→ **Saved entries**:
==================================================
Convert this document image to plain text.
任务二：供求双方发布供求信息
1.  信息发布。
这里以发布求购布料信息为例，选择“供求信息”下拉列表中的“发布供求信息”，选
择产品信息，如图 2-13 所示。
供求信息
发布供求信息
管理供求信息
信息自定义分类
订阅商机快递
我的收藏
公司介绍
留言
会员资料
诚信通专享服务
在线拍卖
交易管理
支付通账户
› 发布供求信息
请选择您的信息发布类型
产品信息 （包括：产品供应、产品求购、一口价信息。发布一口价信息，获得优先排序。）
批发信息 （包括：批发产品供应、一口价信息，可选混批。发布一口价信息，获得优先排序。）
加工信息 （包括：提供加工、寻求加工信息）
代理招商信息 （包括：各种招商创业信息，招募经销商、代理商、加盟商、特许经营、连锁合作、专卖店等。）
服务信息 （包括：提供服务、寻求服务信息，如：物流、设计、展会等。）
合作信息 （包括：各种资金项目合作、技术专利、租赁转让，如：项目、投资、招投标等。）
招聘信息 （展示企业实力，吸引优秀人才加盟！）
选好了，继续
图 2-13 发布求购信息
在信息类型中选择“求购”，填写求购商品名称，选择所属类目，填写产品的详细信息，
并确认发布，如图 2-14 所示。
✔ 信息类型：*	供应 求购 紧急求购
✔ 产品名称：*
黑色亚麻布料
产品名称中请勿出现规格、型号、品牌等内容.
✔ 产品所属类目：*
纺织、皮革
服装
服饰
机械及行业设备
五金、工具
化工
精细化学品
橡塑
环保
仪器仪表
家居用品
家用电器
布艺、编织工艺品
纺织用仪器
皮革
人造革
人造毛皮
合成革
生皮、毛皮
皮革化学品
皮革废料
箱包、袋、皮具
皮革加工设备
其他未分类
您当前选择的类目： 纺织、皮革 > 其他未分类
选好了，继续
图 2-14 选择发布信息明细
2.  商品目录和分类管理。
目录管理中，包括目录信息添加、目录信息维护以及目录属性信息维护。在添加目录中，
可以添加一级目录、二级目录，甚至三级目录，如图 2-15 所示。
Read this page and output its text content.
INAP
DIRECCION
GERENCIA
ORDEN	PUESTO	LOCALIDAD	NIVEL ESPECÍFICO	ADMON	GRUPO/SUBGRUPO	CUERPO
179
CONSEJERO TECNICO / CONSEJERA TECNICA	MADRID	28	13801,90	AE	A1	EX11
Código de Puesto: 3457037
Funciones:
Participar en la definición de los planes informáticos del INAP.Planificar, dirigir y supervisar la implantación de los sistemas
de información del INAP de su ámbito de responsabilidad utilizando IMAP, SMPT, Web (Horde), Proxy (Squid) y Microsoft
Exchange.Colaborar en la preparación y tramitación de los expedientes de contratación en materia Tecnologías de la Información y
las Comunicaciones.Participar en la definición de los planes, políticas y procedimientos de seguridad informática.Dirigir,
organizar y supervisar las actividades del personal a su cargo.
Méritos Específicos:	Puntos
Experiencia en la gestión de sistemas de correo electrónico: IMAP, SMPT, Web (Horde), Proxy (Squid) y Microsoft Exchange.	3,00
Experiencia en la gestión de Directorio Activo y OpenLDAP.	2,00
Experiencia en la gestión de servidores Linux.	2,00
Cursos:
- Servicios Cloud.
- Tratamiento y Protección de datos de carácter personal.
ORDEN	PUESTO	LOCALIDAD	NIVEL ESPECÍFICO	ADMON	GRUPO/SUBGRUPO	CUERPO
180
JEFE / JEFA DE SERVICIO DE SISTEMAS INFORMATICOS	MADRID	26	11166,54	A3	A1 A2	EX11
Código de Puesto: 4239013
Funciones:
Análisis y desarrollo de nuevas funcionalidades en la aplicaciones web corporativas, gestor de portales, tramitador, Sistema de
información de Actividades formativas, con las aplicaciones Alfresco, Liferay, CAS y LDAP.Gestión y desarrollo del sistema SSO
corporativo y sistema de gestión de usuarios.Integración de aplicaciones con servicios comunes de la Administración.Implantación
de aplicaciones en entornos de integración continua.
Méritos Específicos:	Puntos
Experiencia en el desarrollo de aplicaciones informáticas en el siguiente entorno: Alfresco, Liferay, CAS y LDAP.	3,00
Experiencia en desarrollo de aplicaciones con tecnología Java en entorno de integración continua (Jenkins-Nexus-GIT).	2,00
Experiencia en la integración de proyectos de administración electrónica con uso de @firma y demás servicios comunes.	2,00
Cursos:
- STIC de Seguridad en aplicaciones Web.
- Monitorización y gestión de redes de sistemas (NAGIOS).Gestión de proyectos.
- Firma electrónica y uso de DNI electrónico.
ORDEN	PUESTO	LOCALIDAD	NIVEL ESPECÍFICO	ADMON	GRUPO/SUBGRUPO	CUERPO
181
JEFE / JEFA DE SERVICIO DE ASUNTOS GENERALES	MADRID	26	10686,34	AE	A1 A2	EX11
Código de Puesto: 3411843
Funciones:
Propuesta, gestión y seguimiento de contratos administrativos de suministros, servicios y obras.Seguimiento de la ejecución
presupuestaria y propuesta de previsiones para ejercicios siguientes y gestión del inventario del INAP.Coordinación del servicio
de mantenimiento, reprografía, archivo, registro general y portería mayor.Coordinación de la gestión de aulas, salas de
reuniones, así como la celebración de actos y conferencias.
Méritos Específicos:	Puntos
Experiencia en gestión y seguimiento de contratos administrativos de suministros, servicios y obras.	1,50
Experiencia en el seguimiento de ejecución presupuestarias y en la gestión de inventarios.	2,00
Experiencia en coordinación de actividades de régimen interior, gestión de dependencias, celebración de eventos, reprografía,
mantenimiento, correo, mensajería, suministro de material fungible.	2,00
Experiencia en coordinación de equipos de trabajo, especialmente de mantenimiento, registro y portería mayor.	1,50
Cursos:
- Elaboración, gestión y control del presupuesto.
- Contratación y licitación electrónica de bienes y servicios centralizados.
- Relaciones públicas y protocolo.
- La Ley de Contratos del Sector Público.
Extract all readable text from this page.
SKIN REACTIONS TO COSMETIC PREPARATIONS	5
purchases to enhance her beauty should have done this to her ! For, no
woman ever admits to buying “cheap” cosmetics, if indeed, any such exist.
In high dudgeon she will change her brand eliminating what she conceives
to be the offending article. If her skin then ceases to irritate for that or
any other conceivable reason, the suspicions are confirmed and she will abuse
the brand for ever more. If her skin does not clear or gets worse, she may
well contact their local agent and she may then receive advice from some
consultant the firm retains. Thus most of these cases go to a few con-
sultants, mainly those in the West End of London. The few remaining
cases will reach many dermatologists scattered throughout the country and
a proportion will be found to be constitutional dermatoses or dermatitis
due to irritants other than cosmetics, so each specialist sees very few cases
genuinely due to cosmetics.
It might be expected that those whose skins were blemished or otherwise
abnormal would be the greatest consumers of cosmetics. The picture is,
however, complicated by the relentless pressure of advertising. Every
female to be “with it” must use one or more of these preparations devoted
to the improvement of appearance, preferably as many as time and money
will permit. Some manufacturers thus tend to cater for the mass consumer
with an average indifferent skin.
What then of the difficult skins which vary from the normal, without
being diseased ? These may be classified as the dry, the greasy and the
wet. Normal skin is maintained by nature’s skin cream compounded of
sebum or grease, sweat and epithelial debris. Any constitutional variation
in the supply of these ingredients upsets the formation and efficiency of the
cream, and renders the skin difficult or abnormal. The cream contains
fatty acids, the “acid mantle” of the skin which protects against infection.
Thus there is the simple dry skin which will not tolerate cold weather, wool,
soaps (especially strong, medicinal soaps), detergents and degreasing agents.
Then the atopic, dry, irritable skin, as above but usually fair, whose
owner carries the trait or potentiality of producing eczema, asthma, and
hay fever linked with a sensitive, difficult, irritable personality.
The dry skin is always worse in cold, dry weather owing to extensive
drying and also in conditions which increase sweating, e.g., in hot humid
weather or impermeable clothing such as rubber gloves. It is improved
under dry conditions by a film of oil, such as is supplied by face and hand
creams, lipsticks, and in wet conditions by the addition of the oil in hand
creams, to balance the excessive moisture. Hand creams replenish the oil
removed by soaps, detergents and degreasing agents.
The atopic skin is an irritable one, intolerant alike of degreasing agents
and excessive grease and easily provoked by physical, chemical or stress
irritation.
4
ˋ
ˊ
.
==================================================
→ **DO THIS**:
Work out how many lines of the listing above include the word "excessive". Report only the number.

→ **RESPONSE**:
2